- The problem -
Pull every line holding the string "AZUL" from the records below.

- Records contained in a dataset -
---------------

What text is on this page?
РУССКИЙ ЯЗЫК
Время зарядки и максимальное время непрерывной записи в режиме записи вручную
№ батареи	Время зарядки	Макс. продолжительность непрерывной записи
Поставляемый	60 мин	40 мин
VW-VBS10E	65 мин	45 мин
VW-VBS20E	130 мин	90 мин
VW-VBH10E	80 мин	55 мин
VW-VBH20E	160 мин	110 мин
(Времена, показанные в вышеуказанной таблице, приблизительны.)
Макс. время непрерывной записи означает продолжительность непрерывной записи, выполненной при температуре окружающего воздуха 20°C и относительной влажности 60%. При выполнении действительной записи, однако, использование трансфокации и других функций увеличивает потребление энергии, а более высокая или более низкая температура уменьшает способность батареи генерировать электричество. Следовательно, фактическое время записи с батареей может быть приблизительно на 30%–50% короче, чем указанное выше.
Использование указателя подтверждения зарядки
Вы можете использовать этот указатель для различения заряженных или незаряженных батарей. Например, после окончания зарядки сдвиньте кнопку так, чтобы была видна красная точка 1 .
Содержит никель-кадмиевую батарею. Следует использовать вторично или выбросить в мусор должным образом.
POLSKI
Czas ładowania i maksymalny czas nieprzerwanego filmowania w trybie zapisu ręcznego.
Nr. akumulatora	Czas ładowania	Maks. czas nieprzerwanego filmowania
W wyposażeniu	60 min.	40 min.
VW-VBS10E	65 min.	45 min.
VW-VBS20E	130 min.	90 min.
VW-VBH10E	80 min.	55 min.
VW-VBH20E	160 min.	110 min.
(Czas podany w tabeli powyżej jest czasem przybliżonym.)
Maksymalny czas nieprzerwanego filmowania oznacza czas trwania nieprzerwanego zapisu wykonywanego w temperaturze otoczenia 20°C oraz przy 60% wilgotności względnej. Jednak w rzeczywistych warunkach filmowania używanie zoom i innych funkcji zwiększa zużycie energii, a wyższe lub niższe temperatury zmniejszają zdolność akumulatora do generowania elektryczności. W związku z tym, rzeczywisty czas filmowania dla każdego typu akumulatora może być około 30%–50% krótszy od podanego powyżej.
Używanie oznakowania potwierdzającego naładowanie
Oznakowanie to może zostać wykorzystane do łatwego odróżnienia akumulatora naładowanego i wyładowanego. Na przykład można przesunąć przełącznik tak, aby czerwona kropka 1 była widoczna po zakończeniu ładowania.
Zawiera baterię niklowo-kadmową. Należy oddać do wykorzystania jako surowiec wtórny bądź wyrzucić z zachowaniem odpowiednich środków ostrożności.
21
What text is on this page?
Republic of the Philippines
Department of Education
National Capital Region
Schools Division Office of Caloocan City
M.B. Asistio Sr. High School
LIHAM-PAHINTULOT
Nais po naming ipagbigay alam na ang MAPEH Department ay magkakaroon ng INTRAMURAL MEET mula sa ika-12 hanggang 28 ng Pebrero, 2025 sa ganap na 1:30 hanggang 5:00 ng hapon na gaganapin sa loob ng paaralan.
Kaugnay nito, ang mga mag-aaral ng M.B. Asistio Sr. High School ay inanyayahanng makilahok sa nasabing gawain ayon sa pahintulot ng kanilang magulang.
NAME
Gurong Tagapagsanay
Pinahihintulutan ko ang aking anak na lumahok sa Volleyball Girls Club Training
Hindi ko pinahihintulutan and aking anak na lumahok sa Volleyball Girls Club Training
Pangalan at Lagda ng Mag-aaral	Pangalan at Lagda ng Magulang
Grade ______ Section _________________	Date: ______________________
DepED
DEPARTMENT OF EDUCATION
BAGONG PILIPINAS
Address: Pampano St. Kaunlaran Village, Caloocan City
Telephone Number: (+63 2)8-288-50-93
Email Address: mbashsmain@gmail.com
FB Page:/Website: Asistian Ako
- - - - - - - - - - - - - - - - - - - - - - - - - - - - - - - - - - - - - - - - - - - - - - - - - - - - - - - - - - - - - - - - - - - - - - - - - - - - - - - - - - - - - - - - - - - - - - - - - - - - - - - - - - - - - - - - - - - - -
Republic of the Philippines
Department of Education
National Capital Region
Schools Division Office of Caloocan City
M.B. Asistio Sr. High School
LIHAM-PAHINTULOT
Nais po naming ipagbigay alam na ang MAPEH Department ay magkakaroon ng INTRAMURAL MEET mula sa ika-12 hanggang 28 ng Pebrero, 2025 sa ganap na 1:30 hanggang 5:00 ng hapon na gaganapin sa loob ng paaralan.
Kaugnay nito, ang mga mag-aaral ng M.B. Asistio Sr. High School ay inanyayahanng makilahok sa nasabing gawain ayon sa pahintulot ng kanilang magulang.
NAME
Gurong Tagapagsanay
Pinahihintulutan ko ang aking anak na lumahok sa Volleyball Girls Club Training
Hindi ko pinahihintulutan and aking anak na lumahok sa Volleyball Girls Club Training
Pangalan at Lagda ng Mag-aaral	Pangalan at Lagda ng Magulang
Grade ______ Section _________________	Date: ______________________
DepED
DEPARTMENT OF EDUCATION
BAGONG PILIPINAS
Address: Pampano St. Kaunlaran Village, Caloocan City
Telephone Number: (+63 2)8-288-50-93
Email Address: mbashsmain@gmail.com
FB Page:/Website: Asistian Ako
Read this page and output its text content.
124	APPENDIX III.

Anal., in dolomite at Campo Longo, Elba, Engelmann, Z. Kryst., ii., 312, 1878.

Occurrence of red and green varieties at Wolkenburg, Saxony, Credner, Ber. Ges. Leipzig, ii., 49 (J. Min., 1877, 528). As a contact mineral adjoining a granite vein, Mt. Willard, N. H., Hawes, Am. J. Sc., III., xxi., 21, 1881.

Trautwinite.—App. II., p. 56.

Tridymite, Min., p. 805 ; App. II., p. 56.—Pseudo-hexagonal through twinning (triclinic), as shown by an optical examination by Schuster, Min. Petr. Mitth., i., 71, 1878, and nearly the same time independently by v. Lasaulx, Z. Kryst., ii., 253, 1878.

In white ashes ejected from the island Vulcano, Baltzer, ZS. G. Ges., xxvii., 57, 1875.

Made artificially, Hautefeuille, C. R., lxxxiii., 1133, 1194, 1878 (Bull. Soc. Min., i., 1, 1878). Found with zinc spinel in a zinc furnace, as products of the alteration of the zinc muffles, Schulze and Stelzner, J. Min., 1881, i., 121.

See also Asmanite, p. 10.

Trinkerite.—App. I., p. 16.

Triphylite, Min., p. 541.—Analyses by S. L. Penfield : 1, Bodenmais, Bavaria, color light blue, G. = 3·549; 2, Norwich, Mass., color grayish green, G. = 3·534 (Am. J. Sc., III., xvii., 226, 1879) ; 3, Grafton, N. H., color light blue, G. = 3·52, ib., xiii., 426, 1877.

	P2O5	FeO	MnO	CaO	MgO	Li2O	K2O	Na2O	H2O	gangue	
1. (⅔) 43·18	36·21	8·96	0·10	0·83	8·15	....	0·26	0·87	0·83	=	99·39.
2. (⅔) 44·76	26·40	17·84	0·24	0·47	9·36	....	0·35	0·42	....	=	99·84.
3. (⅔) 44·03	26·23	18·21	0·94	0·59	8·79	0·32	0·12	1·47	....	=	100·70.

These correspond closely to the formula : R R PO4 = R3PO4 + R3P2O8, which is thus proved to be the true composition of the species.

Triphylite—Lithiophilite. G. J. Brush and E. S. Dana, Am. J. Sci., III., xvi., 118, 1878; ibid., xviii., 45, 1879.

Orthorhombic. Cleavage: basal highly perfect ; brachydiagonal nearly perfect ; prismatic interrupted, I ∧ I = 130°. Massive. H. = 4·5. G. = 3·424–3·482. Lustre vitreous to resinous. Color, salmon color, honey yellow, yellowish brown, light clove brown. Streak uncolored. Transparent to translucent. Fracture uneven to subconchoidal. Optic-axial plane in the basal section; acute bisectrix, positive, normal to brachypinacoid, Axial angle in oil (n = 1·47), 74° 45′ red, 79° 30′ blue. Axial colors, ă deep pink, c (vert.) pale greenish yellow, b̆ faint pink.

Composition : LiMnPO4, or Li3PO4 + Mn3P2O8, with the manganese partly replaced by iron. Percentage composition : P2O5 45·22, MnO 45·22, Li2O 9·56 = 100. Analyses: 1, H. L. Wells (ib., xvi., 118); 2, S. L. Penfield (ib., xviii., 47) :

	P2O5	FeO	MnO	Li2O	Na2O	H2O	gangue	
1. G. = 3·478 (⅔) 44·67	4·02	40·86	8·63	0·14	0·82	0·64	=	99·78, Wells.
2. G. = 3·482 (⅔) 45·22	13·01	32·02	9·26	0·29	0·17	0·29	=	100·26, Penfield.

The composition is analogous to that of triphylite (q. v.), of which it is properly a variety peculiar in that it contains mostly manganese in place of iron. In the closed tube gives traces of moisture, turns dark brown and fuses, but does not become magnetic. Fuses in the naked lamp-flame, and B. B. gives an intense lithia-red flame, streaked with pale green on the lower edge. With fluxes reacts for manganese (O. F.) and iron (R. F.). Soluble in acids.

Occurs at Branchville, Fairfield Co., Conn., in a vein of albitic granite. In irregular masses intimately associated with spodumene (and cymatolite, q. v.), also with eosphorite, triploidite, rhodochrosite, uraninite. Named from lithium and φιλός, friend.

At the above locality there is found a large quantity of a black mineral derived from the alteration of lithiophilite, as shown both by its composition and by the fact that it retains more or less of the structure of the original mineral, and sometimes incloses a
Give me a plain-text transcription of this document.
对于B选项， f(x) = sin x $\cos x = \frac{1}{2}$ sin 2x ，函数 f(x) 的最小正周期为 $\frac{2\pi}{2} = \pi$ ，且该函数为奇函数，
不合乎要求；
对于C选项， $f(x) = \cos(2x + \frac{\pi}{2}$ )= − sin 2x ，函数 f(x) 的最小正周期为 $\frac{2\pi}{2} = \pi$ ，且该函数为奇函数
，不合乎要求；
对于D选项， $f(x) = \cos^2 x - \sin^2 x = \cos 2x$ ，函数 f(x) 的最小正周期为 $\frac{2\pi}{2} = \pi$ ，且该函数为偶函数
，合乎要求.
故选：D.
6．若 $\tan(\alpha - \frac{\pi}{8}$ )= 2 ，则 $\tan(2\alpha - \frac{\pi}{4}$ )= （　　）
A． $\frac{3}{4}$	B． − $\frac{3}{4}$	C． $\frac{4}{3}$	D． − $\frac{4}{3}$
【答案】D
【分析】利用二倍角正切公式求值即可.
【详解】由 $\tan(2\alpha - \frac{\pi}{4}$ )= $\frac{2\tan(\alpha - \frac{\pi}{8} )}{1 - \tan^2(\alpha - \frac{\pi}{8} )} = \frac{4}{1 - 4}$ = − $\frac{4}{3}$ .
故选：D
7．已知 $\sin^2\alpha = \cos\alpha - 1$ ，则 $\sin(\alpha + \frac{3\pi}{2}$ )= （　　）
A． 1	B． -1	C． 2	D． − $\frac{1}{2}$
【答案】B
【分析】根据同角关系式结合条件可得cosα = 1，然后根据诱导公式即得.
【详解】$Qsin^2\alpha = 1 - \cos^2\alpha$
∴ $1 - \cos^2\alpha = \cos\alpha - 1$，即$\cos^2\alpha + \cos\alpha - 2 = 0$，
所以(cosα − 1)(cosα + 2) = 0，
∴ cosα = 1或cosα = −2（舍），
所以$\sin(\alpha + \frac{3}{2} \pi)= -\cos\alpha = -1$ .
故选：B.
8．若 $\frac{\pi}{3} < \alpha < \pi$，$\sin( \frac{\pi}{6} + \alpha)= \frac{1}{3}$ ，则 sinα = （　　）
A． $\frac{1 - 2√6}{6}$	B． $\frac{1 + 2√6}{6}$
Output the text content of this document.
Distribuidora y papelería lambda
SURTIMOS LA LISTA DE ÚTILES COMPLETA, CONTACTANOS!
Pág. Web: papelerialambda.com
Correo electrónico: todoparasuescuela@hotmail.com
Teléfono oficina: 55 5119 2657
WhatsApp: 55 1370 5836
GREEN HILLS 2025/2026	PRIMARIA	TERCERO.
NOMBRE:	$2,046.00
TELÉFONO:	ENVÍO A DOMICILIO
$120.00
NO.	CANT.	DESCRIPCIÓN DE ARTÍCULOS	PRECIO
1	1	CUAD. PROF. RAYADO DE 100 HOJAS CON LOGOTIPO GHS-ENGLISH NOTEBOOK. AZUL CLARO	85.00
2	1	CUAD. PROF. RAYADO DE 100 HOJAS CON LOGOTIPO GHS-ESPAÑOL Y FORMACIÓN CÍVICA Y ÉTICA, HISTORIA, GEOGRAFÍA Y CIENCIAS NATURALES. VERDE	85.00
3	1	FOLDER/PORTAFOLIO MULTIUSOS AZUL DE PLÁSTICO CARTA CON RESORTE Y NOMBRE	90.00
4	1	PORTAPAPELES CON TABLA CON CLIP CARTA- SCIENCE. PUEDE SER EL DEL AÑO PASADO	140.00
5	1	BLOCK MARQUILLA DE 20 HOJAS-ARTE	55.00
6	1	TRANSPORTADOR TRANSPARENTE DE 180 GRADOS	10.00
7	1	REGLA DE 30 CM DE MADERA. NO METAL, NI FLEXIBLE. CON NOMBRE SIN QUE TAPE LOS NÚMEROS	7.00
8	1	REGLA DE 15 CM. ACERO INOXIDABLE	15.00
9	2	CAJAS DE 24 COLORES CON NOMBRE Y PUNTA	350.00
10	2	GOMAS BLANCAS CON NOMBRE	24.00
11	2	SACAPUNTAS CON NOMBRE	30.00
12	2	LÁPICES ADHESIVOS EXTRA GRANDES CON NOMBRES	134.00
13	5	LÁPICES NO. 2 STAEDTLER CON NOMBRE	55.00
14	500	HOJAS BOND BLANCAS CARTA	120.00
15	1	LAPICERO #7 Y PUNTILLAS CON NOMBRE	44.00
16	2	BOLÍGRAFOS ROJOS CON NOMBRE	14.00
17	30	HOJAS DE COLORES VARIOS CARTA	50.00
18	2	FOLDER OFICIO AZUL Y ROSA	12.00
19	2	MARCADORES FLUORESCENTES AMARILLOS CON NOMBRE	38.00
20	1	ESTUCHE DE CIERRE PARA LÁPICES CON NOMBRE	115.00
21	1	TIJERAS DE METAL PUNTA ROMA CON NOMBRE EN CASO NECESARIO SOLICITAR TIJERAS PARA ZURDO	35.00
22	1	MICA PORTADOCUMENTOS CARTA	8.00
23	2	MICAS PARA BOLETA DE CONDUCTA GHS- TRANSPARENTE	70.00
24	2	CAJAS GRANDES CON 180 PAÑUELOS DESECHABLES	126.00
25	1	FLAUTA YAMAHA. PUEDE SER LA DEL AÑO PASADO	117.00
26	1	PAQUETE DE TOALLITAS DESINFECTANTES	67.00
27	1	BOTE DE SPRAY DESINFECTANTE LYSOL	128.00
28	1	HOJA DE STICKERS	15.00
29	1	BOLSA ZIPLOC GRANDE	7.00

---------------

- Exercise response -
1	1	CUAD. PROF. RAYADO DE 100 HOJAS CON LOGOTIPO GHS-ENGLISH NOTEBOOK. AZUL CLARO	85.00
3	1	FOLDER/PORTAFOLIO MULTIUSOS AZUL DE PLÁSTICO CARTA CON RESORTE Y NOMBRE	90.00
18	2	FOLDER OFICIO AZUL Y ROSA	12.00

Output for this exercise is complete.